*The exercise*
Search the data for the word "Fractal" and copy every line that contains it.
___ Data to use
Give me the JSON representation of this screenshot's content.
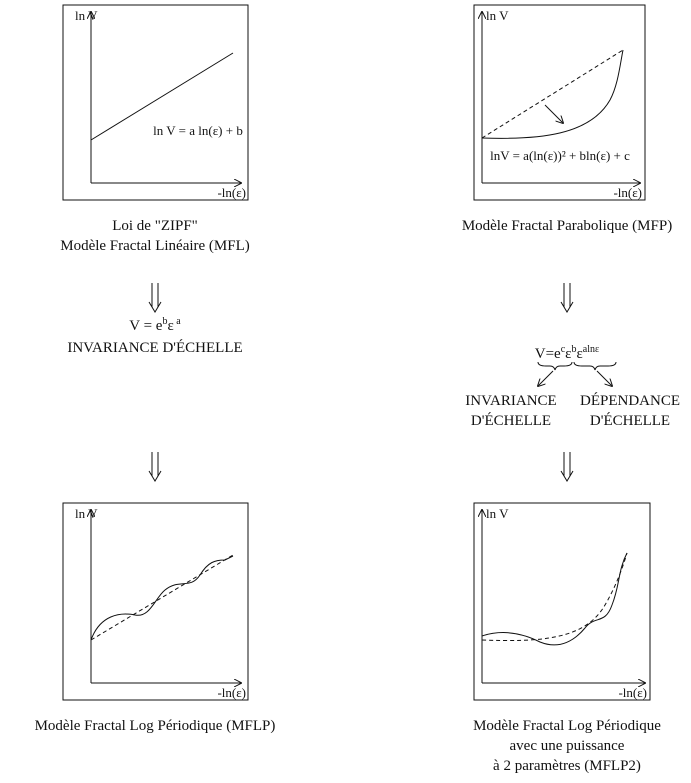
{
  "panels": [
    {
      "y_label": "ln V",
      "x_label": "-ln(ε)",
      "equation": "ln V = a ln(ε) + b",
      "caption": [
        "Loi de \"ZIPF\"",
        "Modèle Fractal Linéaire (MFL)"
      ]
    },
    {
      "y_label": "ln V",
      "x_label": "-ln(ε)",
      "equation": "lnV = a(ln(ε))² + bln(ε) + c",
      "caption": [
        "Modèle Fractal Parabolique (MFP)"
      ]
    },
    {
      "y_label": "ln V",
      "x_label": "-ln(ε)",
      "caption": [
        "Modèle Fractal Log Périodique (MFLP)"
      ]
    },
    {
      "y_label": "ln V",
      "x_label": "-ln(ε)",
      "caption": [
        "Modèle Fractal Log Périodique",
        "avec une puissance",
        "à 2 paramètres (MFLP2)"
      ]
    }
  ],
  "left_formula": {
    "parts": [
      "V = e",
      "b",
      "ε",
      " a"
    ],
    "meaning": "INVARIANCE D'ÉCHELLE"
  },
  "right_formula": {
    "parts": [
      "V=e",
      "c",
      "ε",
      "b",
      "ε",
      "alnε"
    ],
    "invariance": [
      "INVARIANCE",
      "D'ÉCHELLE"
    ],
    "dependance": [
      "DÉPENDANCE",
      "D'ÉCHELLE"
    ]
  }
}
______
*Final answer*
        "Modèle Fractal Linéaire (MFL)"
        "Modèle Fractal Parabolique (MFP)"
        "Modèle Fractal Log Périodique (MFLP)"
        "Modèle Fractal Log Périodique",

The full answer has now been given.